◆ Your task:
All of the material below is to be restated word for word, apart from the pictures.

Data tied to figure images
* * * *

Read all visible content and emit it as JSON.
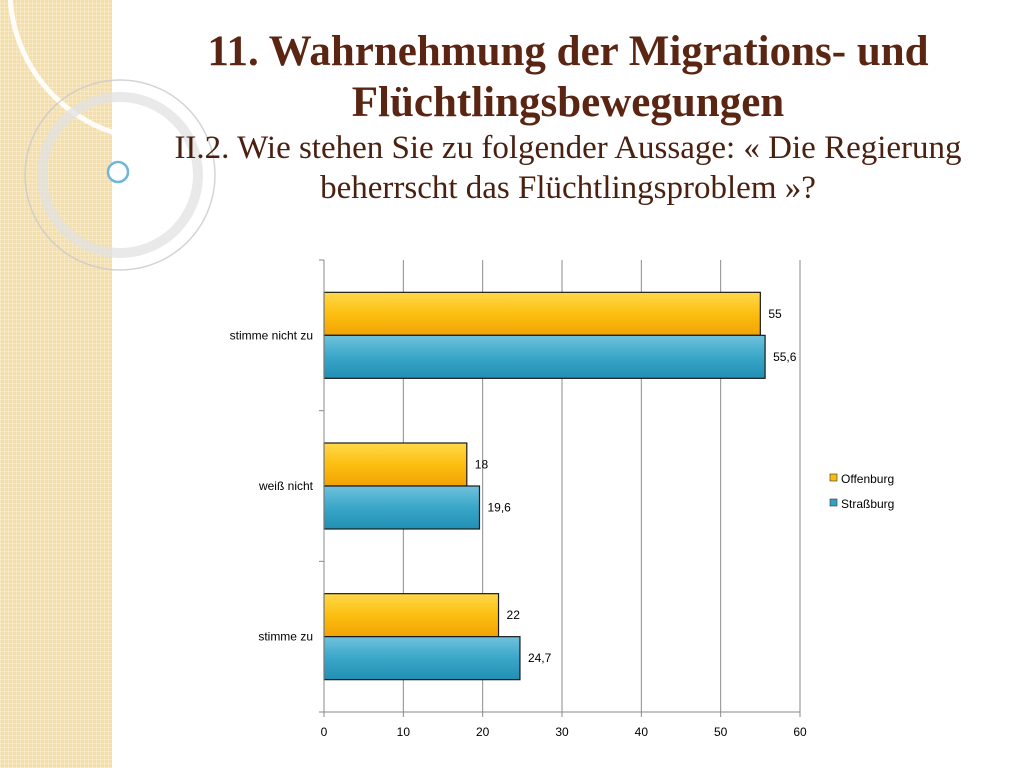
{
  "slide": {
    "title_line1": "11. Wahrnehmung der Migrations- und",
    "title_line2": "Flüchtlingsbewegungen",
    "subtitle_line1": "II.2. Wie stehen Sie zu folgender Aussage: « Die Regierung",
    "subtitle_line2": "beherrscht das Flüchtlingsproblem »?"
  },
  "colors": {
    "title": "#5a2512",
    "offenburg": "#f8bd0c",
    "strassburg": "#34a1c4"
  },
  "chart_data": {
    "type": "bar",
    "orientation": "horizontal",
    "categories": [
      "stimme nicht zu",
      "weiß nicht",
      "stimme zu"
    ],
    "series": [
      {
        "name": "Offenburg",
        "values": [
          55,
          18,
          22
        ],
        "labels": [
          "55",
          "18",
          "22"
        ]
      },
      {
        "name": "Straßburg",
        "values": [
          55.6,
          19.6,
          24.7
        ],
        "labels": [
          "55,6",
          "19,6",
          "24,7"
        ]
      }
    ],
    "xlim": [
      0,
      60
    ],
    "xticks": [
      0,
      10,
      20,
      30,
      40,
      50,
      60
    ],
    "grid": true,
    "legend": "right"
  }
}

* * * *

◆ Response to the exercise:
Read all visible content and emit it as JSON.
{
  "slide": {
    "title_line1": "11. Wahrnehmung der Migrations- und",
    "title_line2": "Flüchtlingsbewegungen",
    "subtitle_line1": "II.2. Wie stehen Sie zu folgender Aussage: « Die Regierung",
    "subtitle_line2": "beherrscht das Flüchtlingsproblem »?"
  },
  "colors": {
    "title": "#5a2512",
    "offenburg": "#f8bd0c",
    "strassburg": "#34a1c4"
  },
  "chart_data": {
    "type": "bar",
    "orientation": "horizontal",
    "categories": [
      "stimme nicht zu",
      "weiß nicht",
      "stimme zu"
    ],
    "series": [
      {
        "name": "Offenburg",
        "values": [
          55,
          18,
          22
        ],
        "labels": [
          "55",
          "18",
          "22"
        ]
      },
      {
        "name": "Straßburg",
        "values": [
          55.6,
          19.6,
          24.7
        ],
        "labels": [
          "55,6",
          "19,6",
          "24,7"
        ]
      }
    ],
    "xlim": [
      0,
      60
    ],
    "xticks": [
      0,
      10,
      20,
      30,
      40,
      50,
      60
    ],
    "grid": true,
    "legend": "right"
  }
}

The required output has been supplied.